══ Dataset content
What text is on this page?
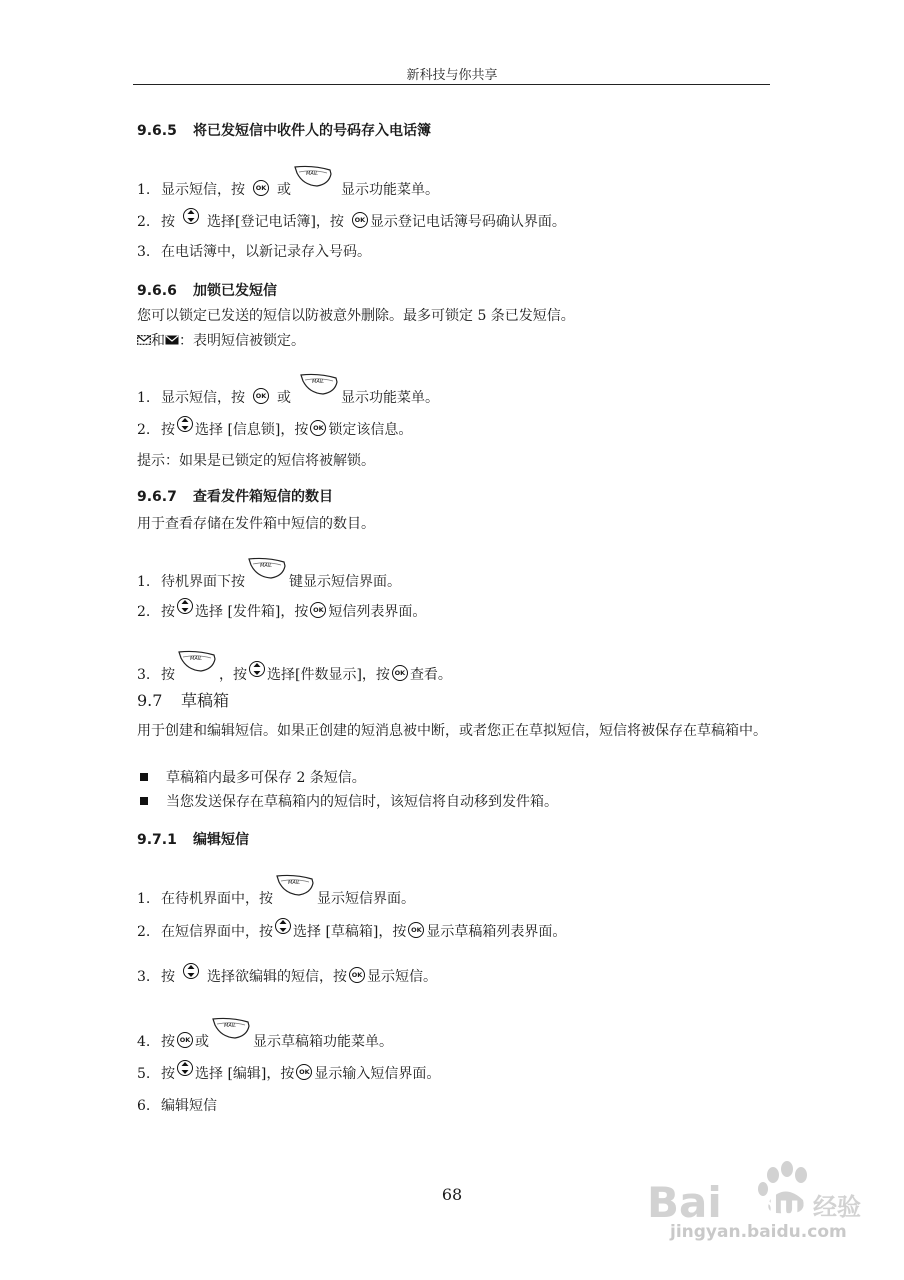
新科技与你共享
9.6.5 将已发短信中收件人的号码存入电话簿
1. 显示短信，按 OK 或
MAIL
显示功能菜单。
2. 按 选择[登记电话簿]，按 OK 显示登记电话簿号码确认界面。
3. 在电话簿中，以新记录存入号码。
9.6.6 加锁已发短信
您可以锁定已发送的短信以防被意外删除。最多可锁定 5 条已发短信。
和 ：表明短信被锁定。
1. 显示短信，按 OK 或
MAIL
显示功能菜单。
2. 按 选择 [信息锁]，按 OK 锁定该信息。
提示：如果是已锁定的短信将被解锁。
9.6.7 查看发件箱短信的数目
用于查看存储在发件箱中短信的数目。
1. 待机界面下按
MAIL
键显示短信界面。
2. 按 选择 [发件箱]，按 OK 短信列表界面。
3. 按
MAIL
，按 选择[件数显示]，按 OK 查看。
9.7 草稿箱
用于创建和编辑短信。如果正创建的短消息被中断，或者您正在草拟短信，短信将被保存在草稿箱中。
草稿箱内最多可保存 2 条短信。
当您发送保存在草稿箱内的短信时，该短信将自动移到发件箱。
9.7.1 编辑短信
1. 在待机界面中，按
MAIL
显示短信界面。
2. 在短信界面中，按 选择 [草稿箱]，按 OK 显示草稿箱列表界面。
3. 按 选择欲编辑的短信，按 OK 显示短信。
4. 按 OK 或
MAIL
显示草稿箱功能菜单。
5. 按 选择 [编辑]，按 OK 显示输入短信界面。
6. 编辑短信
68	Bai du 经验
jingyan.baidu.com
════
— Task to complete —
Without the pictures, extract every entry verbatim.

— Answer to the task —
What text is on this page?
新科技与你共享
9.6.5 将已发短信中收件人的号码存入电话簿
1. 显示短信，按 OK 或
MAIL
显示功能菜单。
2. 按 选择[登记电话簿]，按 OK 显示登记电话簿号码确认界面。
3. 在电话簿中，以新记录存入号码。
9.6.6 加锁已发短信
您可以锁定已发送的短信以防被意外删除。最多可锁定 5 条已发短信。
和 ：表明短信被锁定。
1. 显示短信，按 OK 或
MAIL
显示功能菜单。
2. 按 选择 [信息锁]，按 OK 锁定该信息。
提示：如果是已锁定的短信将被解锁。
9.6.7 查看发件箱短信的数目
用于查看存储在发件箱中短信的数目。
1. 待机界面下按
MAIL
键显示短信界面。
2. 按 选择 [发件箱]，按 OK 短信列表界面。
3. 按
MAIL
，按 选择[件数显示]，按 OK 查看。
9.7 草稿箱
用于创建和编辑短信。如果正创建的短消息被中断，或者您正在草拟短信，短信将被保存在草稿箱中。
草稿箱内最多可保存 2 条短信。
当您发送保存在草稿箱内的短信时，该短信将自动移到发件箱。
9.7.1 编辑短信
1. 在待机界面中，按
MAIL
显示短信界面。
2. 在短信界面中，按 选择 [草稿箱]，按 OK 显示草稿箱列表界面。
3. 按 选择欲编辑的短信，按 OK 显示短信。
4. 按 OK 或
MAIL
显示草稿箱功能菜单。
5. 按 选择 [编辑]，按 OK 显示输入短信界面。
6. 编辑短信
68	Bai du 经验
jingyan.baidu.com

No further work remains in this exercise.